Check every line of the material below for the string "Sentences", and return the ones that have it.
--- start of RECORDS ---
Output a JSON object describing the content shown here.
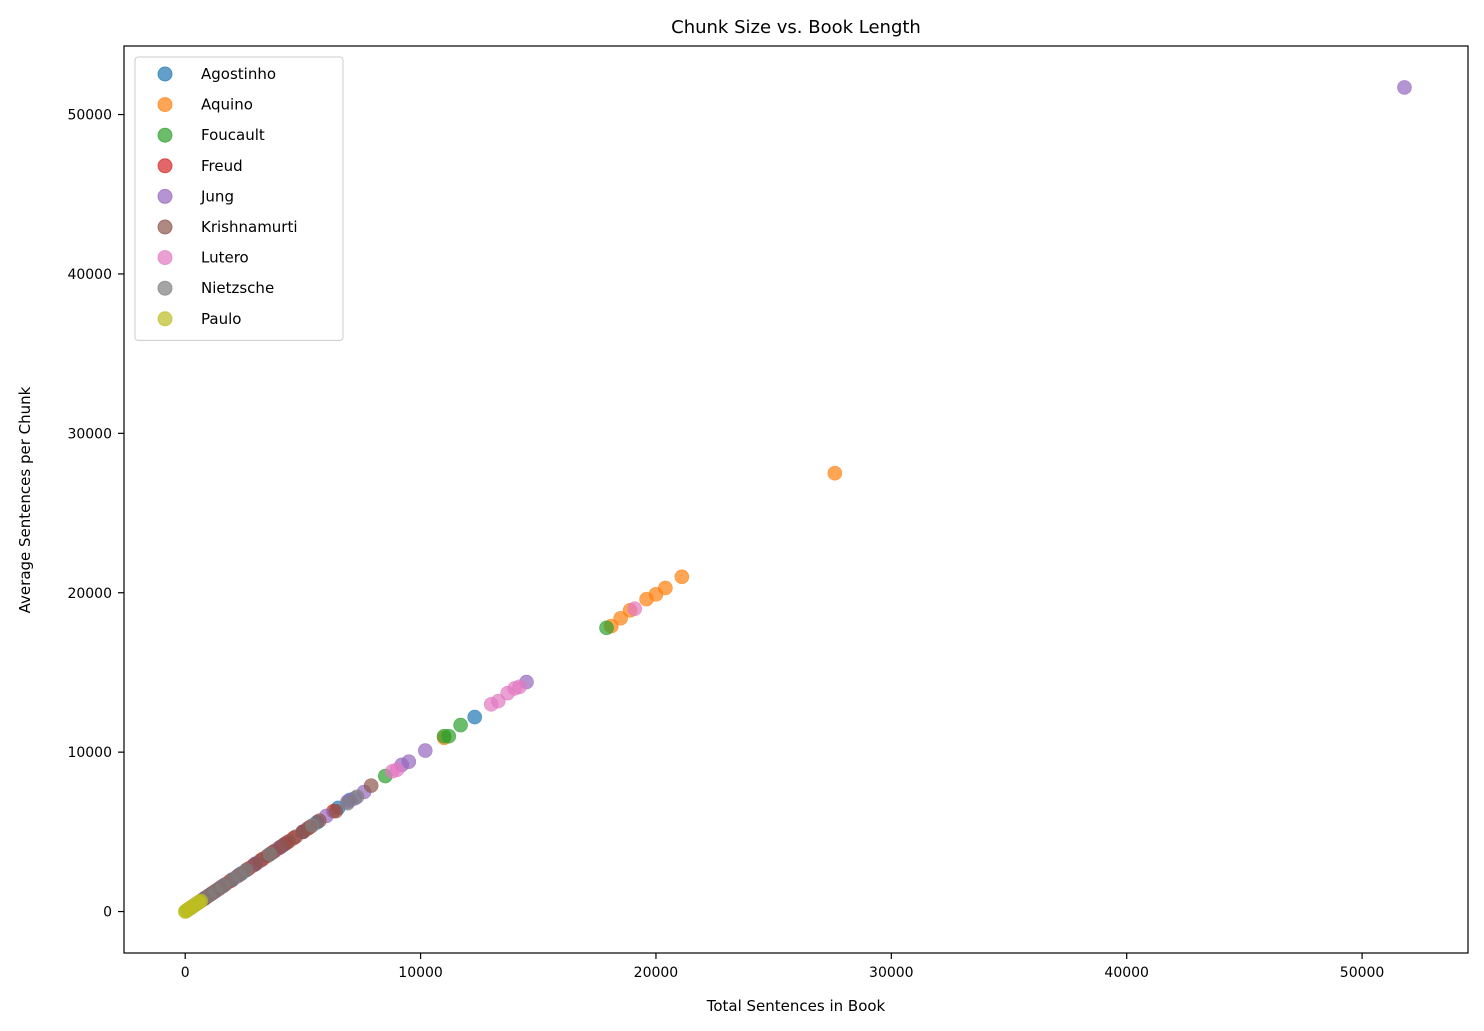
{
  "chart_data": {
    "type": "scatter",
    "title": "Chunk Size vs. Book Length",
    "xlabel": "Total Sentences in Book",
    "ylabel": "Average Sentences per Chunk",
    "xlim": [
      -2600,
      54500
    ],
    "ylim": [
      -2600,
      54300
    ],
    "xticks": [
      0,
      10000,
      20000,
      30000,
      40000,
      50000
    ],
    "yticks": [
      0,
      10000,
      20000,
      30000,
      40000,
      50000
    ],
    "xtick_labels": [
      "0",
      "10000",
      "20000",
      "30000",
      "40000",
      "50000"
    ],
    "ytick_labels": [
      "0",
      "10000",
      "20000",
      "30000",
      "40000",
      "50000"
    ],
    "grid": false,
    "legend_position": "top-left",
    "series": [
      {
        "name": "Agostinho",
        "color": "#1f77b4",
        "points": [
          [
            100,
            100
          ],
          [
            250,
            250
          ],
          [
            400,
            400
          ],
          [
            600,
            600
          ],
          [
            800,
            800
          ],
          [
            1000,
            1000
          ],
          [
            1300,
            1300
          ],
          [
            1600,
            1600
          ],
          [
            2000,
            2000
          ],
          [
            2400,
            2400
          ],
          [
            3000,
            3000
          ],
          [
            3600,
            3600
          ],
          [
            4200,
            4200
          ],
          [
            5000,
            5000
          ],
          [
            5600,
            5600
          ],
          [
            6500,
            6500
          ],
          [
            7000,
            7000
          ],
          [
            12300,
            12200
          ]
        ]
      },
      {
        "name": "Aquino",
        "color": "#ff7f0e",
        "points": [
          [
            11000,
            10900
          ],
          [
            18100,
            17900
          ],
          [
            18500,
            18400
          ],
          [
            18900,
            18900
          ],
          [
            19600,
            19600
          ],
          [
            20000,
            19900
          ],
          [
            20400,
            20300
          ],
          [
            21100,
            21000
          ],
          [
            27600,
            27500
          ]
        ]
      },
      {
        "name": "Foucault",
        "color": "#2ca02c",
        "points": [
          [
            8500,
            8500
          ],
          [
            11000,
            11000
          ],
          [
            11200,
            11000
          ],
          [
            11700,
            11700
          ],
          [
            17900,
            17800
          ]
        ]
      },
      {
        "name": "Freud",
        "color": "#d62728",
        "points": [
          [
            600,
            600
          ],
          [
            900,
            900
          ],
          [
            1200,
            1200
          ],
          [
            1500,
            1500
          ],
          [
            1900,
            1900
          ],
          [
            2300,
            2300
          ],
          [
            2700,
            2700
          ],
          [
            3000,
            3000
          ],
          [
            3300,
            3300
          ],
          [
            3700,
            3700
          ],
          [
            4000,
            4000
          ],
          [
            4300,
            4300
          ],
          [
            4600,
            4600
          ],
          [
            5000,
            5000
          ],
          [
            5300,
            5300
          ],
          [
            6300,
            6300
          ]
        ]
      },
      {
        "name": "Jung",
        "color": "#9467bd",
        "points": [
          [
            300,
            300
          ],
          [
            700,
            700
          ],
          [
            1100,
            1100
          ],
          [
            1600,
            1600
          ],
          [
            2200,
            2200
          ],
          [
            3000,
            3000
          ],
          [
            4000,
            4000
          ],
          [
            5000,
            5000
          ],
          [
            6000,
            6000
          ],
          [
            6900,
            6900
          ],
          [
            7200,
            7100
          ],
          [
            7600,
            7500
          ],
          [
            9200,
            9200
          ],
          [
            9500,
            9400
          ],
          [
            10200,
            10100
          ],
          [
            14500,
            14400
          ],
          [
            51800,
            51700
          ]
        ]
      },
      {
        "name": "Krishnamurti",
        "color": "#8c564b",
        "points": [
          [
            200,
            200
          ],
          [
            500,
            500
          ],
          [
            800,
            800
          ],
          [
            1100,
            1100
          ],
          [
            1400,
            1400
          ],
          [
            1700,
            1700
          ],
          [
            2000,
            2000
          ],
          [
            2300,
            2300
          ],
          [
            2600,
            2600
          ],
          [
            2900,
            2900
          ],
          [
            3200,
            3200
          ],
          [
            3500,
            3500
          ],
          [
            3800,
            3800
          ],
          [
            4100,
            4100
          ],
          [
            4400,
            4400
          ],
          [
            4700,
            4700
          ],
          [
            5000,
            5000
          ],
          [
            5200,
            5200
          ],
          [
            5700,
            5700
          ],
          [
            6400,
            6300
          ],
          [
            7900,
            7900
          ]
        ]
      },
      {
        "name": "Lutero",
        "color": "#e377c2",
        "points": [
          [
            8800,
            8800
          ],
          [
            9000,
            8900
          ],
          [
            13000,
            13000
          ],
          [
            13300,
            13200
          ],
          [
            13700,
            13700
          ],
          [
            14000,
            14000
          ],
          [
            14200,
            14100
          ],
          [
            19100,
            19000
          ]
        ]
      },
      {
        "name": "Nietzsche",
        "color": "#7f7f7f",
        "points": [
          [
            300,
            300
          ],
          [
            700,
            700
          ],
          [
            1000,
            1000
          ],
          [
            1300,
            1300
          ],
          [
            1600,
            1600
          ],
          [
            2000,
            2000
          ],
          [
            2300,
            2300
          ],
          [
            2600,
            2600
          ],
          [
            3600,
            3600
          ],
          [
            5400,
            5400
          ],
          [
            6900,
            6800
          ],
          [
            7300,
            7200
          ]
        ]
      },
      {
        "name": "Paulo",
        "color": "#bcbd22",
        "points": [
          [
            0,
            0
          ],
          [
            40,
            40
          ],
          [
            80,
            80
          ],
          [
            120,
            120
          ],
          [
            160,
            160
          ],
          [
            200,
            200
          ],
          [
            240,
            240
          ],
          [
            280,
            280
          ],
          [
            330,
            330
          ],
          [
            380,
            380
          ],
          [
            430,
            430
          ],
          [
            480,
            480
          ],
          [
            540,
            540
          ],
          [
            600,
            600
          ],
          [
            660,
            660
          ]
        ]
      }
    ]
  }
}
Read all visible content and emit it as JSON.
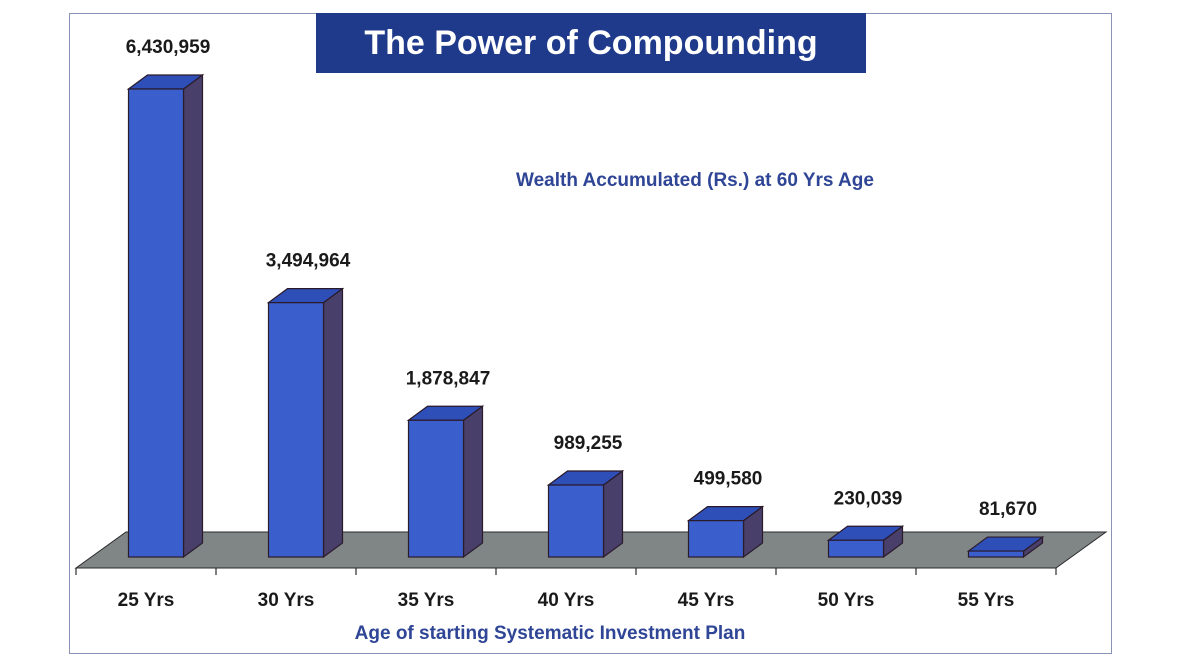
{
  "chart_data": {
    "type": "bar",
    "title": "The Power of Compounding",
    "subtitle": "Wealth Accumulated (Rs.) at 60 Yrs Age",
    "xlabel": "Age of starting Systematic Investment Plan",
    "ylabel": "",
    "categories": [
      "25 Yrs",
      "30 Yrs",
      "35 Yrs",
      "40 Yrs",
      "45 Yrs",
      "50 Yrs",
      "55 Yrs"
    ],
    "values": [
      6430959,
      3494964,
      1878847,
      989255,
      499580,
      230039,
      81670
    ],
    "value_labels": [
      "6,430,959",
      "3,494,964",
      "1,878,847",
      "989,255",
      "499,580",
      "230,039",
      "81,670"
    ],
    "ylim": [
      0,
      6430959
    ],
    "grid": false,
    "legend": "none",
    "style": "3d-column"
  },
  "colors": {
    "title_bg": "#1f3a8a",
    "title_text": "#ffffff",
    "accent_text": "#2f4596",
    "bar_front": "#3a5fcd",
    "bar_top": "#2e4fb8",
    "bar_side": "#48406a",
    "floor": "#808586",
    "frame_border": "#8a93b5"
  }
}
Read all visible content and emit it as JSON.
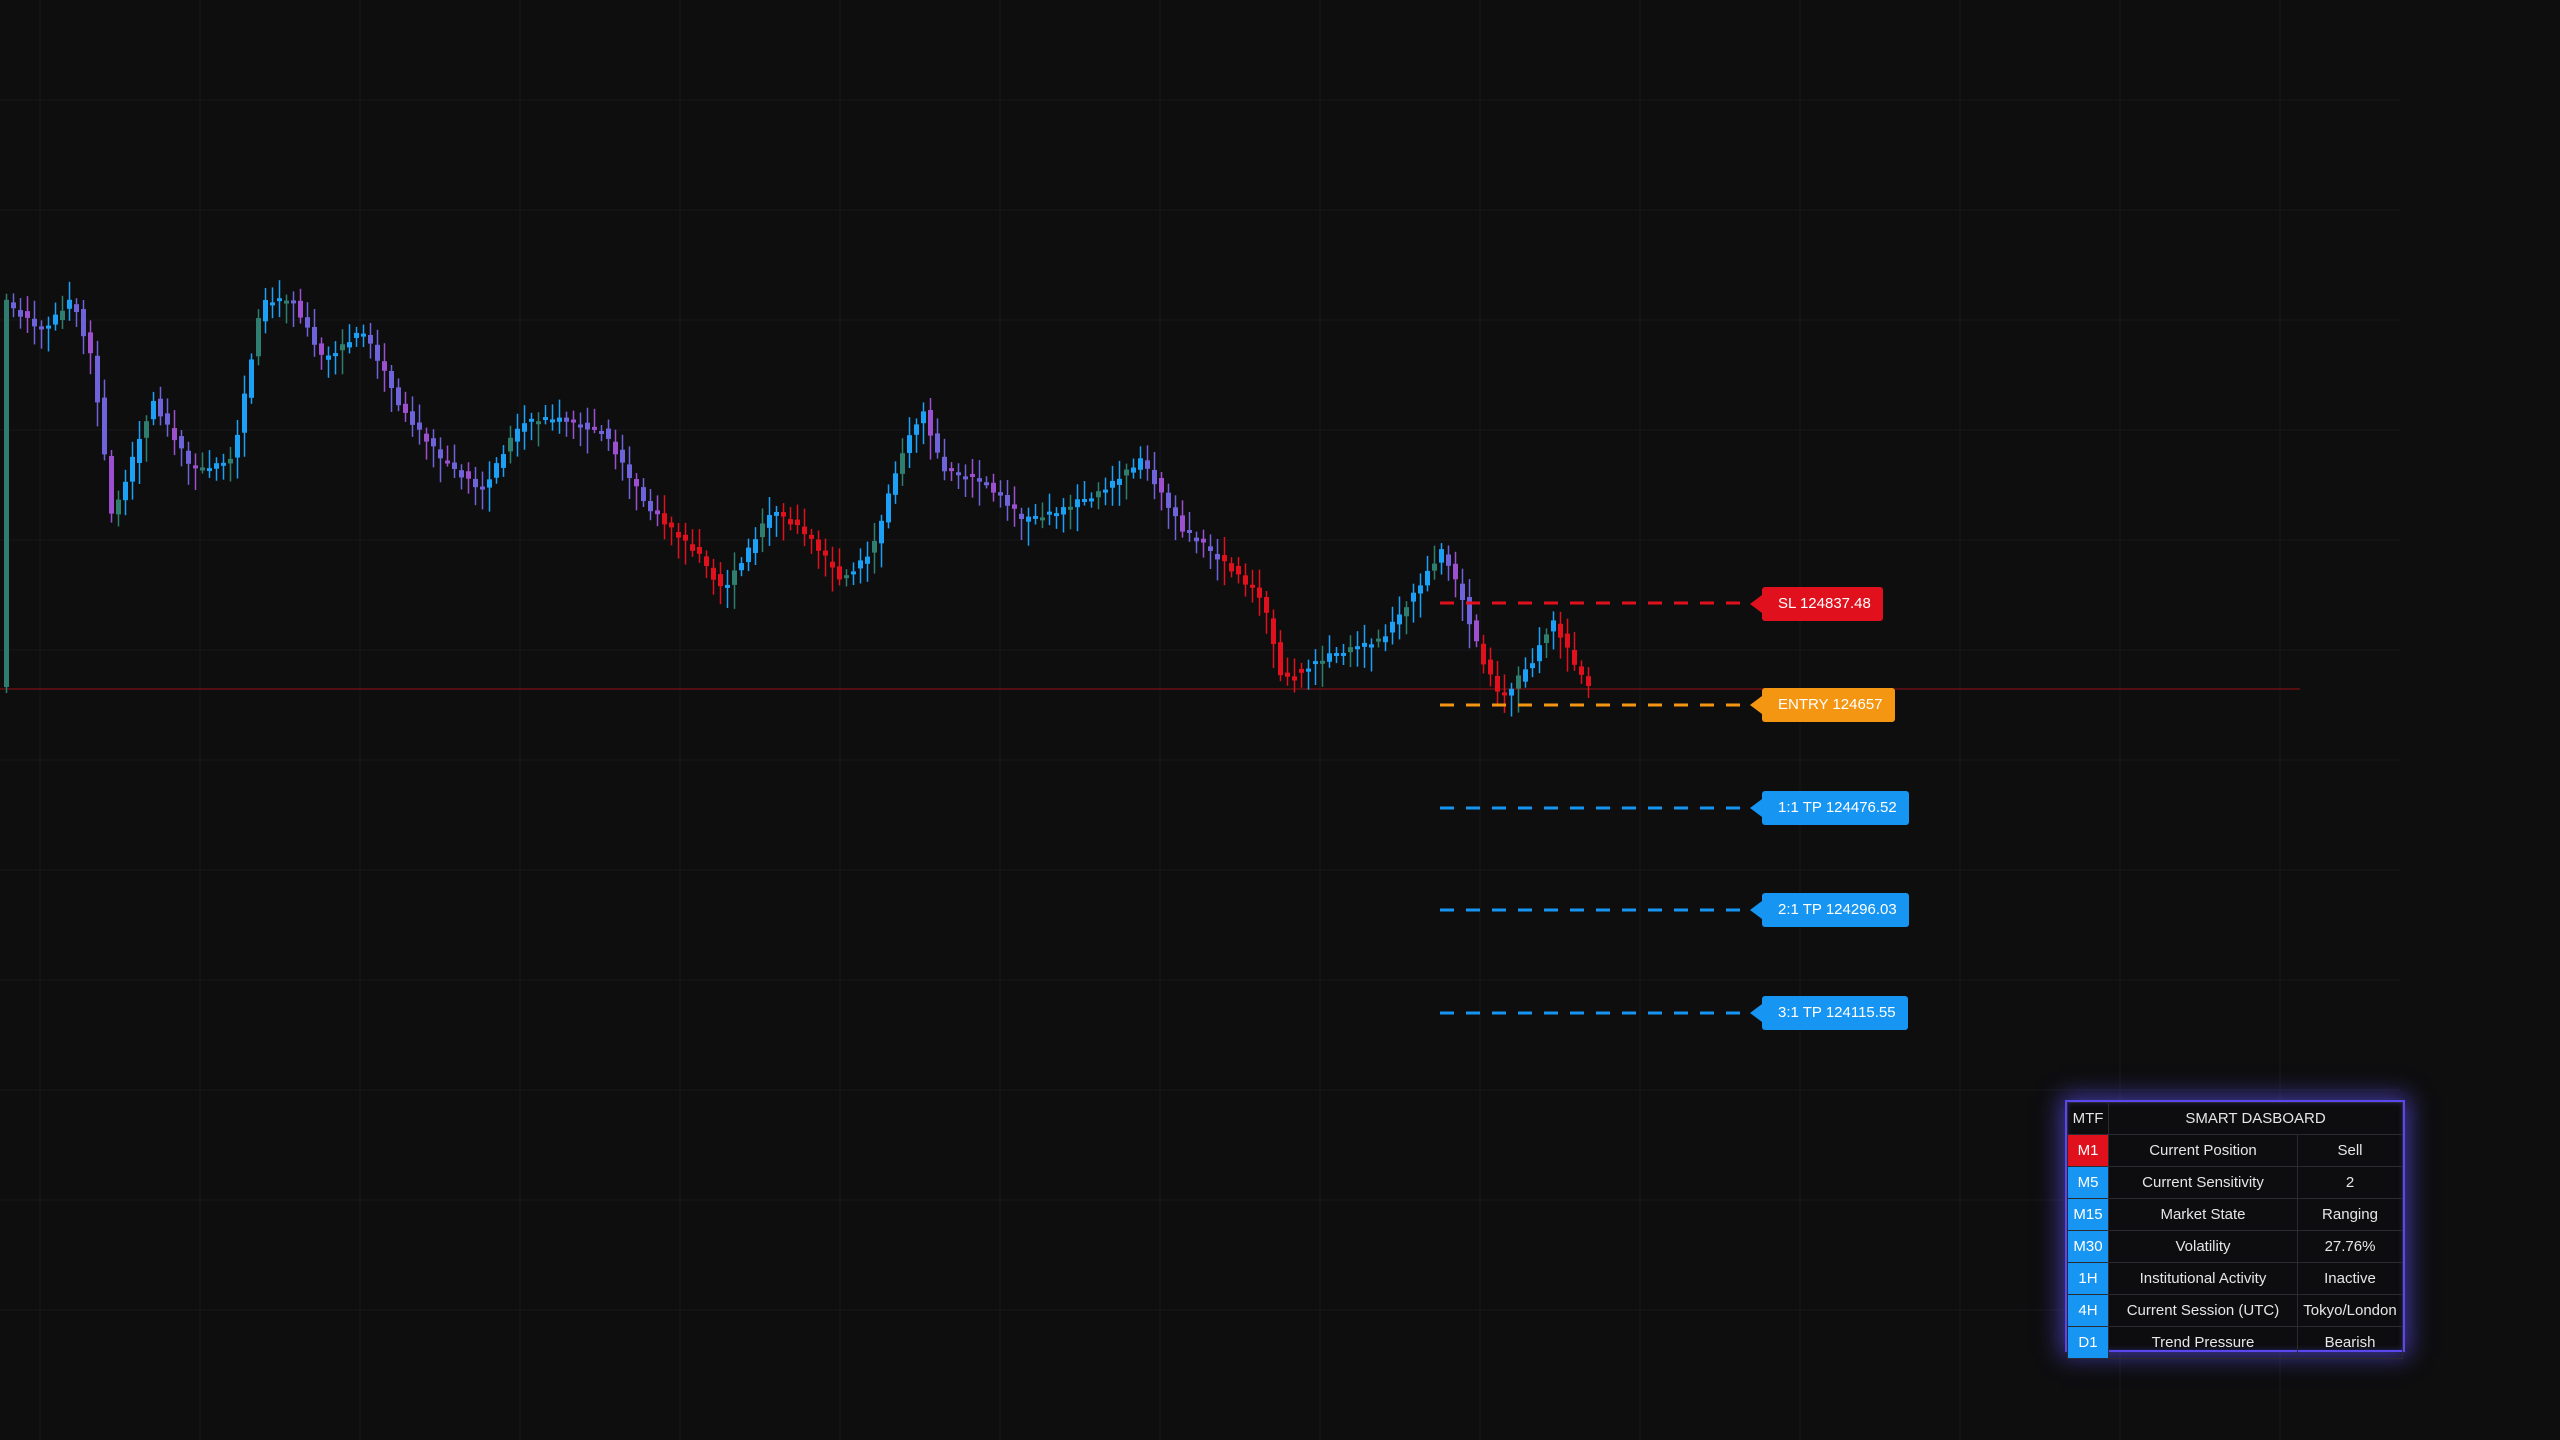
{
  "chart_data": {
    "type": "candlestick",
    "price_lines": {
      "sl": 124837.48,
      "entry": 124657,
      "tp1": 124476.52,
      "tp2": 124296.03,
      "tp3": 124115.55
    }
  },
  "levels": {
    "sl": "SL 124837.48",
    "entry": "ENTRY 124657",
    "tp1": "1:1 TP 124476.52",
    "tp2": "2:1 TP 124296.03",
    "tp3": "3:1 TP 124115.55"
  },
  "colors": {
    "sl": "#e0101d",
    "entry": "#f59612",
    "tp": "#1696f2",
    "dashboard_border": "#5a47f0"
  },
  "dashboard": {
    "header_tf": "MTF",
    "title": "SMART DASBOARD",
    "rows": [
      {
        "tf": "M1",
        "label": "Current Position",
        "value": "Sell"
      },
      {
        "tf": "M5",
        "label": "Current Sensitivity",
        "value": "2"
      },
      {
        "tf": "M15",
        "label": "Market State",
        "value": "Ranging"
      },
      {
        "tf": "M30",
        "label": "Volatility",
        "value": "27.76%"
      },
      {
        "tf": "1H",
        "label": "Institutional Activity",
        "value": "Inactive"
      },
      {
        "tf": "4H",
        "label": "Current Session (UTC)",
        "value": "Tokyo/London"
      },
      {
        "tf": "D1",
        "label": "Trend Pressure",
        "value": "Bearish"
      }
    ]
  }
}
--- end of RECORDS ---
**COMPLETE OUTPUT**
    "xlabel": "Total Sentences in Book",
    "ylabel": "Average Sentences per Chunk",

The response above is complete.